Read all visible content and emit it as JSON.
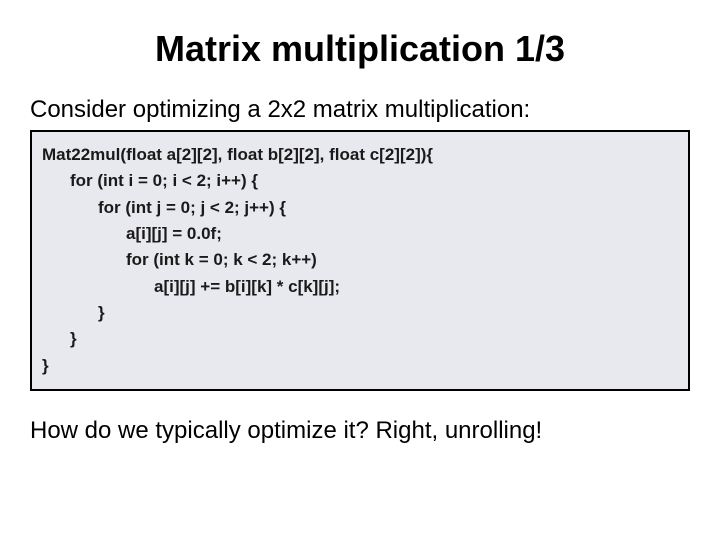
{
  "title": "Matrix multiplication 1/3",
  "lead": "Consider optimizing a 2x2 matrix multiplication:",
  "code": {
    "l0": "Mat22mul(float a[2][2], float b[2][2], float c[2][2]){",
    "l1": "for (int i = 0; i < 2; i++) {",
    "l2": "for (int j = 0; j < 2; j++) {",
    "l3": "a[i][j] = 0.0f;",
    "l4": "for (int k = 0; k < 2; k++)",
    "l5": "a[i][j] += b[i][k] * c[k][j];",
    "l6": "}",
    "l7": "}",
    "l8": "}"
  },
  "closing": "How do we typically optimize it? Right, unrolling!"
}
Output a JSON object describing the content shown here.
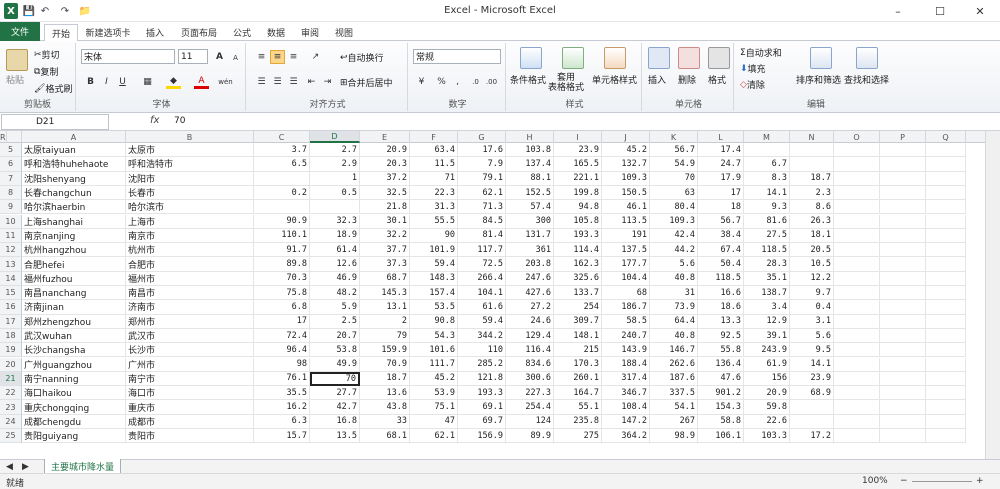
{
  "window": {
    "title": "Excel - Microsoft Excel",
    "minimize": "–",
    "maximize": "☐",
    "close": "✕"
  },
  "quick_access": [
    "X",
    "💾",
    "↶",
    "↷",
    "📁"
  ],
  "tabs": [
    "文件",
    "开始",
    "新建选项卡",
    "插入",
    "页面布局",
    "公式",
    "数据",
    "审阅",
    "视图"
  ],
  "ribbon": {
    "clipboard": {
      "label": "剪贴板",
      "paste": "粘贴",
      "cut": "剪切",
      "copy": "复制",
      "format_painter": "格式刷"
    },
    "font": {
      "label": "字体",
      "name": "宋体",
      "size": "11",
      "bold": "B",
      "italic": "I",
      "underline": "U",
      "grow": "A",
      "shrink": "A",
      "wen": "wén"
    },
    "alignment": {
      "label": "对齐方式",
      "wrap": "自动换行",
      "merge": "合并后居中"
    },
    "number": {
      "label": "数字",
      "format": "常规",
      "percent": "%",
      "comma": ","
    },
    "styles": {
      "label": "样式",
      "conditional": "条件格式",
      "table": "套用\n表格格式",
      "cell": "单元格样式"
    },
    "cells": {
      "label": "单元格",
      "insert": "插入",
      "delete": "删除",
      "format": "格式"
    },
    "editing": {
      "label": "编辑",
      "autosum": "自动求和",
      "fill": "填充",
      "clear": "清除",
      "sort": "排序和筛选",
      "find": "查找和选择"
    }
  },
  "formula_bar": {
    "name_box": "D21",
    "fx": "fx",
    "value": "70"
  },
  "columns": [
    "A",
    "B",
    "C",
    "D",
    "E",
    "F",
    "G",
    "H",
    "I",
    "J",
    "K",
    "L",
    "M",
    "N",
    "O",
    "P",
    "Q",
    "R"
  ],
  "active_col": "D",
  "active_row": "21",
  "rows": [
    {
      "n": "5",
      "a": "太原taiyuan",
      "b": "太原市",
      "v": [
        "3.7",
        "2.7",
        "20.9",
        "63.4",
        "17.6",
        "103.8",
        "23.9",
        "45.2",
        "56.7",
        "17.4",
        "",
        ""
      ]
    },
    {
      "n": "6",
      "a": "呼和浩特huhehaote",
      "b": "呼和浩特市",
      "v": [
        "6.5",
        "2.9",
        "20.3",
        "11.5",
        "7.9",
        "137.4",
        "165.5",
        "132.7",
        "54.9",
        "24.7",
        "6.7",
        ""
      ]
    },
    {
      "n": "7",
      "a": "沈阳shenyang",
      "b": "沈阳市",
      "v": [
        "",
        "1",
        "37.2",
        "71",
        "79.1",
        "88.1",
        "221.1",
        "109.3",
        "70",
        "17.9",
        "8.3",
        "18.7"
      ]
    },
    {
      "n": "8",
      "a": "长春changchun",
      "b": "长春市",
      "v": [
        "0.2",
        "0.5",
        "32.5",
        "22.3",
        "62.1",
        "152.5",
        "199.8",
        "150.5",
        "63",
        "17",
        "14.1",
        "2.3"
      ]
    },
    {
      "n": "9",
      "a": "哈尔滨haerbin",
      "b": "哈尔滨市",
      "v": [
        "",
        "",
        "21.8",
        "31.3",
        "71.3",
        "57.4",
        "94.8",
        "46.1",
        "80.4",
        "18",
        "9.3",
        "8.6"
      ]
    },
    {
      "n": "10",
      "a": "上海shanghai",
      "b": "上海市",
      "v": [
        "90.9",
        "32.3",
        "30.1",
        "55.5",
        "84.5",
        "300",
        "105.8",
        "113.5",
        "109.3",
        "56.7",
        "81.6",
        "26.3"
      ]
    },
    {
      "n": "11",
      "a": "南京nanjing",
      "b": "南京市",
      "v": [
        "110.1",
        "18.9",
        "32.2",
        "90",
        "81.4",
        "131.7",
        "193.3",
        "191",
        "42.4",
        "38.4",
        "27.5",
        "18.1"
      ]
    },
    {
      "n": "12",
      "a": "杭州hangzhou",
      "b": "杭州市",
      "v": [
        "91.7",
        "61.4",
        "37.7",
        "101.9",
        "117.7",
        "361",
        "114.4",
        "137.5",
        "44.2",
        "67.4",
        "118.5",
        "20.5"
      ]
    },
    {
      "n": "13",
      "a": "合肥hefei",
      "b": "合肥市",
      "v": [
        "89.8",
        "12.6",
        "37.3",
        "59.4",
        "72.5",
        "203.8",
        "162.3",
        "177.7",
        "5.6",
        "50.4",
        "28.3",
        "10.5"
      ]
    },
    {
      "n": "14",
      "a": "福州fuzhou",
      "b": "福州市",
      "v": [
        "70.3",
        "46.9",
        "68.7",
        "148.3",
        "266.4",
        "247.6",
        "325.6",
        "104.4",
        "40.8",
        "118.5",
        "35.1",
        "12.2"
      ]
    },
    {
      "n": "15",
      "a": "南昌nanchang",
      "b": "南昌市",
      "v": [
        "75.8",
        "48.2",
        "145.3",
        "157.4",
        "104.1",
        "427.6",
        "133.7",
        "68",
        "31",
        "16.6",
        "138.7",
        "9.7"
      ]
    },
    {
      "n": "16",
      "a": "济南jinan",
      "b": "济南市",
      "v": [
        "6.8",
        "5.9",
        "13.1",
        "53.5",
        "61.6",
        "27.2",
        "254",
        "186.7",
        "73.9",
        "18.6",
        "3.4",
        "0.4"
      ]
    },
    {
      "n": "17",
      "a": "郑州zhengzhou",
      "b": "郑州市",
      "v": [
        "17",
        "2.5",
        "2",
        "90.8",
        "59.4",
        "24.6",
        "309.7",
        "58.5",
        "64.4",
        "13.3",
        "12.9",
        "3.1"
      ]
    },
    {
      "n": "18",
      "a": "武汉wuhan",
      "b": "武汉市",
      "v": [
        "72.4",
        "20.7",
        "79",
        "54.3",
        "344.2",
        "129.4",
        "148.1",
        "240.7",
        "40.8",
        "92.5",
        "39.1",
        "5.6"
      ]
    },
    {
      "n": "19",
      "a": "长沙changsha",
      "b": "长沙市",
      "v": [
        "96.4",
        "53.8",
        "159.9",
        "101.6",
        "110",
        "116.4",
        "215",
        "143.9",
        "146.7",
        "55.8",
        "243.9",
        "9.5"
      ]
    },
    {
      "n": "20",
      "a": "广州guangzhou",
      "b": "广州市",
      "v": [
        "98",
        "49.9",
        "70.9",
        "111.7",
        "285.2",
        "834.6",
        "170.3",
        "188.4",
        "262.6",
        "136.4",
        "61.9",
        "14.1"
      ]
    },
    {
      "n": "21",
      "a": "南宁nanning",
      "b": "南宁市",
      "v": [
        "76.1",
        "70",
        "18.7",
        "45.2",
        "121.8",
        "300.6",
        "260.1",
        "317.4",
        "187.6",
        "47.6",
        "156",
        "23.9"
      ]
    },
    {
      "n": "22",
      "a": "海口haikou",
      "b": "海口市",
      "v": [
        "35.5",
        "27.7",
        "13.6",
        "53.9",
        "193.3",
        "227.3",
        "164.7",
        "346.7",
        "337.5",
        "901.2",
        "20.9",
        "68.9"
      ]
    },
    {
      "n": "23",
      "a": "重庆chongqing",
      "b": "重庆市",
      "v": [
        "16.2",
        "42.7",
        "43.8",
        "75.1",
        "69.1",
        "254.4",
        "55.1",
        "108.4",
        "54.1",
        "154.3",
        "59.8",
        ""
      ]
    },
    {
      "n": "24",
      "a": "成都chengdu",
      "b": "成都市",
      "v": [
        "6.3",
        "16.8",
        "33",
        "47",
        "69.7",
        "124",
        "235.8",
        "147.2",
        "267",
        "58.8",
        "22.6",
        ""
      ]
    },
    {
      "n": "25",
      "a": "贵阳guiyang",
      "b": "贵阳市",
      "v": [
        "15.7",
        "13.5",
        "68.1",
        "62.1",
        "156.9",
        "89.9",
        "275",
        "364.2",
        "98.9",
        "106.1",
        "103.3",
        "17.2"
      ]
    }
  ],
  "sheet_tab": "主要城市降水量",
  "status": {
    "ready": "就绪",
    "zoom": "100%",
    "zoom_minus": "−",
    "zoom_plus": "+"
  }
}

**Required task:** Copy each line above containing the string "label".

**Response to this task:**
      "label": "剪贴板",
      "label": "字体",
      "label": "对齐方式",
      "label": "数字",
      "label": "样式",
      "label": "单元格",
      "label": "编辑",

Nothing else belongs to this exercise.